#### Entries provided
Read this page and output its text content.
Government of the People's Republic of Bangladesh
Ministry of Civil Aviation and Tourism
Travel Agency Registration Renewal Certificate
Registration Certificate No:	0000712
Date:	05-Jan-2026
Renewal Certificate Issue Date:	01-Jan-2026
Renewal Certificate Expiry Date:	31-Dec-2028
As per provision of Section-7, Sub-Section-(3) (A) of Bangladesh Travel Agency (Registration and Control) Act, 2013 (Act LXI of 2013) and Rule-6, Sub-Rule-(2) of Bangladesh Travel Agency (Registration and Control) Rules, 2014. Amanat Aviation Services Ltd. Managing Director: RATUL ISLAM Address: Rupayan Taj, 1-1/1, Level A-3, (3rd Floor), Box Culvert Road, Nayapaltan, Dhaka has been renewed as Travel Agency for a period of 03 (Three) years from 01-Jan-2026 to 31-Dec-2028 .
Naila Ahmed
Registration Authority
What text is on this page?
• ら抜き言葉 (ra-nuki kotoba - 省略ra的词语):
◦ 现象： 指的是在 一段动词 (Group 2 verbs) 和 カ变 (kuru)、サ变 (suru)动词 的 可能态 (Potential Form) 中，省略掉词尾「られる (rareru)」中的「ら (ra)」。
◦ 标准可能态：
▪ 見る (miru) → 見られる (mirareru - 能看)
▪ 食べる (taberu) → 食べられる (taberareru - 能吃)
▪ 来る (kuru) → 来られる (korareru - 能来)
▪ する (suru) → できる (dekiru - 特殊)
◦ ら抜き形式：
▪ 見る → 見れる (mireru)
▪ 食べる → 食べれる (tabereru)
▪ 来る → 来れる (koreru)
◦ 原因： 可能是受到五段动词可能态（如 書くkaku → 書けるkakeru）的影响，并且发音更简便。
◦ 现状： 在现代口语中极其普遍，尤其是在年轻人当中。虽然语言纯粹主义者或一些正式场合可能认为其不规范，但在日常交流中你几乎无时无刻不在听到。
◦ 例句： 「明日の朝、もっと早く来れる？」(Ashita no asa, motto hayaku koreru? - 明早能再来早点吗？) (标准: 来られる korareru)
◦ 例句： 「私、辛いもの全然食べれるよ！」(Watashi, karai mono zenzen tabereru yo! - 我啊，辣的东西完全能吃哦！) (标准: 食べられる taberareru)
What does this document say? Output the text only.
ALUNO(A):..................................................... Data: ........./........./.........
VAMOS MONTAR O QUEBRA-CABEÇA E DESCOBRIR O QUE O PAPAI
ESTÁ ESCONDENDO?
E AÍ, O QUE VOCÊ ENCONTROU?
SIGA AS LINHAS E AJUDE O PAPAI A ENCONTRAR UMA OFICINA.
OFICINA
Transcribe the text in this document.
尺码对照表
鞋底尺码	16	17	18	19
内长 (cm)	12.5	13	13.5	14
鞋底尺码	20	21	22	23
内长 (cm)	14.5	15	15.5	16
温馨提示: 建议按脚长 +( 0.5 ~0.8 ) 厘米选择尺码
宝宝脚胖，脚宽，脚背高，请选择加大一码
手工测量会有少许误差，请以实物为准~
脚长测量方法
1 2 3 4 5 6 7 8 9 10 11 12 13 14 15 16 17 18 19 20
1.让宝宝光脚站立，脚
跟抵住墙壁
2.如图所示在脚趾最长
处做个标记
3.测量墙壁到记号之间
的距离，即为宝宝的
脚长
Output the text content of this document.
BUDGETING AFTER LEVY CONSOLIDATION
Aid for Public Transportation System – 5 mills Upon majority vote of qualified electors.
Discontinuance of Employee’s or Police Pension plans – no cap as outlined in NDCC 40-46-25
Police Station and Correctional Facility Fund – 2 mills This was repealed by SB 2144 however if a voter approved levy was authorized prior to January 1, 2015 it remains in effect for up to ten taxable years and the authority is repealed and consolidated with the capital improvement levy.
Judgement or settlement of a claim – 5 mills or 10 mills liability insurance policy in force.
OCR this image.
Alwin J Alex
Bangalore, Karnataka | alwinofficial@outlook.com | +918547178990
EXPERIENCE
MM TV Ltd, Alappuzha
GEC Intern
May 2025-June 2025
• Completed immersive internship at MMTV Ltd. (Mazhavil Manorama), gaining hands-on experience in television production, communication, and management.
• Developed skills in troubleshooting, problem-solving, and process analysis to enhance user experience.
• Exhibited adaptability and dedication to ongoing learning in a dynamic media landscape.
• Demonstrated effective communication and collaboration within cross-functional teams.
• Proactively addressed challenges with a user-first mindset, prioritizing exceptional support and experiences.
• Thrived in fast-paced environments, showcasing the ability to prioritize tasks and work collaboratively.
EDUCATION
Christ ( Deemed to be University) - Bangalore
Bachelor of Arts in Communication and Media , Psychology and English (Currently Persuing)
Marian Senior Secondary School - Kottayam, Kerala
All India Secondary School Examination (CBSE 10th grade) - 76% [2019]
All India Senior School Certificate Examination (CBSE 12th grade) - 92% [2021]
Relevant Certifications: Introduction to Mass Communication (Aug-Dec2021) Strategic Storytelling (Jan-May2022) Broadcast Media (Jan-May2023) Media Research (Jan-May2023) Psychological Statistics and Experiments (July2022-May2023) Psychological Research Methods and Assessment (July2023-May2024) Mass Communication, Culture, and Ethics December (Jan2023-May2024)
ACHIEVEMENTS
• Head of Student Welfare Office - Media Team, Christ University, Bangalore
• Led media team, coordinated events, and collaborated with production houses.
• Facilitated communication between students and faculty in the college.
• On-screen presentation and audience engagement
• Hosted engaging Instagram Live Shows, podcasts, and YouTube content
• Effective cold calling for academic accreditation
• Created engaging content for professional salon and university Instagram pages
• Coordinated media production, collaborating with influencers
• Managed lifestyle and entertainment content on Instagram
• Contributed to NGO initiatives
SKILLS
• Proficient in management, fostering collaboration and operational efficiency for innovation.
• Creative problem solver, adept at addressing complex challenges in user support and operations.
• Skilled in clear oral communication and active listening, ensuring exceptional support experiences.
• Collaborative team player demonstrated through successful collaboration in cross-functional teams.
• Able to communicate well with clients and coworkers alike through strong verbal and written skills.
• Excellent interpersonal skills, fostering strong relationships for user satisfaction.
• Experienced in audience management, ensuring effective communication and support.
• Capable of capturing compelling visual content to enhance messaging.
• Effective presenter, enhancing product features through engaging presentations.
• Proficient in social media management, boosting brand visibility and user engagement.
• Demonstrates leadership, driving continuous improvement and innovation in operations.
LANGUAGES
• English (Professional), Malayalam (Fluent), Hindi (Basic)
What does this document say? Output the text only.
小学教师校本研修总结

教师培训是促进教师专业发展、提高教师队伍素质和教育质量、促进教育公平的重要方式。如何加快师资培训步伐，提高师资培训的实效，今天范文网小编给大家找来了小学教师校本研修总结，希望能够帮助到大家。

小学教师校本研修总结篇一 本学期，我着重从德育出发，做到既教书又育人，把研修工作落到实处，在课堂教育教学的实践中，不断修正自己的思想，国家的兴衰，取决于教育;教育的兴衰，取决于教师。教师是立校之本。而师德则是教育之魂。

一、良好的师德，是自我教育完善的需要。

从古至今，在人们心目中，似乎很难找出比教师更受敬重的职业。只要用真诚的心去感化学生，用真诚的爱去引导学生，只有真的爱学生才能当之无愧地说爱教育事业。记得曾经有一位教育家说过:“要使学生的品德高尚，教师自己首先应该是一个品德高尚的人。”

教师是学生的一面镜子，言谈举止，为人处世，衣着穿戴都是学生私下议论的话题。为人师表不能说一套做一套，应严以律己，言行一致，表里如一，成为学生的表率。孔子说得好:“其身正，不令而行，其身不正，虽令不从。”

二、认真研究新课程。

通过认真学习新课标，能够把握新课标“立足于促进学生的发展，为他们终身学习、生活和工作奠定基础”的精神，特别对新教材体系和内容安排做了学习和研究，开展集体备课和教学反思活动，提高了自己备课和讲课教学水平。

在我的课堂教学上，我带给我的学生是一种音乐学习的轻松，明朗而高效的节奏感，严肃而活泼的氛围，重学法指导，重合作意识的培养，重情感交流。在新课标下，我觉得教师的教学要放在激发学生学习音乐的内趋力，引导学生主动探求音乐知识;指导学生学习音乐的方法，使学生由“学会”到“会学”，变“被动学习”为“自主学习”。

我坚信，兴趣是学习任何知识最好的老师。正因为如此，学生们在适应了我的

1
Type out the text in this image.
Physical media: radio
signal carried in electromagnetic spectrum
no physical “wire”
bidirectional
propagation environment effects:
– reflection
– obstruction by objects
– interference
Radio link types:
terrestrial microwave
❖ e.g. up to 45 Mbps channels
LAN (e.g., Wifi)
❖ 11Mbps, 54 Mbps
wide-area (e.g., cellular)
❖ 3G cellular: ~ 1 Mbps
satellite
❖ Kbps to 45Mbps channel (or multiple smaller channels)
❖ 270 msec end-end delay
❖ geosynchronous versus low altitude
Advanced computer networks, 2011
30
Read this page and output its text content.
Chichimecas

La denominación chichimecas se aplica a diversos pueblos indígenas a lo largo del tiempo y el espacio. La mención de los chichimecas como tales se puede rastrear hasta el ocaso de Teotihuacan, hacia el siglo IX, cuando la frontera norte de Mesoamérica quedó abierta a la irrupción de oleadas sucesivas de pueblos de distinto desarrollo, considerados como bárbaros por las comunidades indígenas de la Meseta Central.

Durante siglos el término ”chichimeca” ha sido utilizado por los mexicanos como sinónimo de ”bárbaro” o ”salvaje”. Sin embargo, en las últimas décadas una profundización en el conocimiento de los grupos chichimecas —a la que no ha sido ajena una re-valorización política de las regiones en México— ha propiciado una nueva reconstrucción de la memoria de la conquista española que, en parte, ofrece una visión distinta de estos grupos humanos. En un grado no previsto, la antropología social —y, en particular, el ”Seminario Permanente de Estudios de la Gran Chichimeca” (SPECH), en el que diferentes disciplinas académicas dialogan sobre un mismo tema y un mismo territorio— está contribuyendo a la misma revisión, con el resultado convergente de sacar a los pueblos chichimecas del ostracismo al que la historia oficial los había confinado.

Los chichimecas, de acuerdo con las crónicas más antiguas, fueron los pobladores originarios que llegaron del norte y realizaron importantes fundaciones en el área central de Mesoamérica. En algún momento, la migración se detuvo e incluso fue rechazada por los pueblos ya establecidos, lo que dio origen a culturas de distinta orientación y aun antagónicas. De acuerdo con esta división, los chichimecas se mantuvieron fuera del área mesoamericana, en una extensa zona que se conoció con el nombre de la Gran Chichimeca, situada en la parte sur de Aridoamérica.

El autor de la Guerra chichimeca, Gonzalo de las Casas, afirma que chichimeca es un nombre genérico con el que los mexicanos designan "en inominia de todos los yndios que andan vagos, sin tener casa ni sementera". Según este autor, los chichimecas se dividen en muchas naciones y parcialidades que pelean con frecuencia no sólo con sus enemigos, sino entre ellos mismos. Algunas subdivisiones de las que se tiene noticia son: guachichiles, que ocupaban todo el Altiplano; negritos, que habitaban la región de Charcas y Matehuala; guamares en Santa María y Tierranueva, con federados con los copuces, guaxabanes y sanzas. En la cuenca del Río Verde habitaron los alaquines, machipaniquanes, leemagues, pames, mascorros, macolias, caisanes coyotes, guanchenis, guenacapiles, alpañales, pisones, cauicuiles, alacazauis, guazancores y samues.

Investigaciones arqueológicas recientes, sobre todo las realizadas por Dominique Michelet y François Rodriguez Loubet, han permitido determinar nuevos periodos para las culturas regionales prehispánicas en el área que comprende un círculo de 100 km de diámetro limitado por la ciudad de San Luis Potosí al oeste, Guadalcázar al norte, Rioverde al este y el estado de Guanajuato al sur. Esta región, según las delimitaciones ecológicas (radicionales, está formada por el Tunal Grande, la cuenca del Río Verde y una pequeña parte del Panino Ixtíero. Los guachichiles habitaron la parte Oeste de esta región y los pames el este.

#### Given task
Count the lines that include the word "functional" and state the result as a bare number.

#### Response
2